═══ Given records

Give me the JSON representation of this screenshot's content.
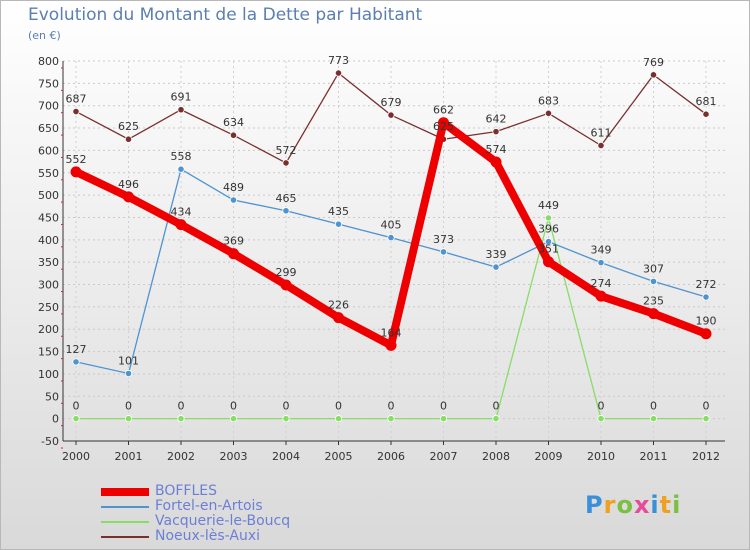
{
  "title": "Evolution du Montant de la Dette par Habitant",
  "unit_label": "(en €)",
  "logo_text": "Proxiti",
  "chart_data": {
    "type": "line",
    "x": [
      "2000",
      "2001",
      "2002",
      "2003",
      "2004",
      "2005",
      "2006",
      "2007",
      "2008",
      "2009",
      "2010",
      "2011",
      "2012"
    ],
    "ylim": [
      -50,
      800
    ],
    "yticks": [
      -50,
      0,
      50,
      100,
      150,
      200,
      250,
      300,
      350,
      400,
      450,
      500,
      550,
      600,
      650,
      700,
      750,
      800
    ],
    "grid": true,
    "legend_position": "bottom-left",
    "series": [
      {
        "name": "BOFFLES",
        "color": "#ee0000",
        "values": [
          552,
          496,
          434,
          369,
          299,
          226,
          164,
          662,
          574,
          351,
          274,
          235,
          190
        ],
        "labels": [
          "552",
          "496",
          "434",
          "369",
          "299",
          "226",
          "164",
          "662",
          "574",
          "351",
          "274",
          "235",
          "190"
        ]
      },
      {
        "name": "Fortel-en-Artois",
        "color": "#4f93cf",
        "values": [
          127,
          101,
          558,
          489,
          465,
          435,
          405,
          373,
          339,
          396,
          349,
          307,
          272
        ],
        "labels": [
          "127",
          "101",
          "558",
          "489",
          "465",
          "435",
          "405",
          "373",
          "339",
          "396",
          "349",
          "307",
          "272"
        ]
      },
      {
        "name": "Vacquerie-le-Boucq",
        "color": "#88dd66",
        "values": [
          0,
          0,
          0,
          0,
          0,
          0,
          0,
          0,
          0,
          449,
          0,
          0,
          0
        ],
        "labels": [
          "0",
          "0",
          "0",
          "0",
          "0",
          "0",
          "0",
          "0",
          "0",
          "449",
          "0",
          "0",
          "0"
        ]
      },
      {
        "name": "Noeux-lès-Auxi",
        "color": "#7a2f2f",
        "values": [
          687,
          625,
          691,
          634,
          572,
          773,
          679,
          625,
          642,
          683,
          611,
          769,
          681
        ],
        "labels": [
          "687",
          "625",
          "691",
          "634",
          "572",
          "773",
          "679",
          "625",
          "642",
          "683",
          "611",
          "769",
          "681"
        ]
      }
    ]
  }
}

══════

**Stated exercise**:
Extract every line from the records above that contains the word "name".

**Answer to the problem**:
        "name": "BOFFLES",
        "name": "Fortel-en-Artois",
        "name": "Vacquerie-le-Boucq",
        "name": "Noeux-lès-Auxi",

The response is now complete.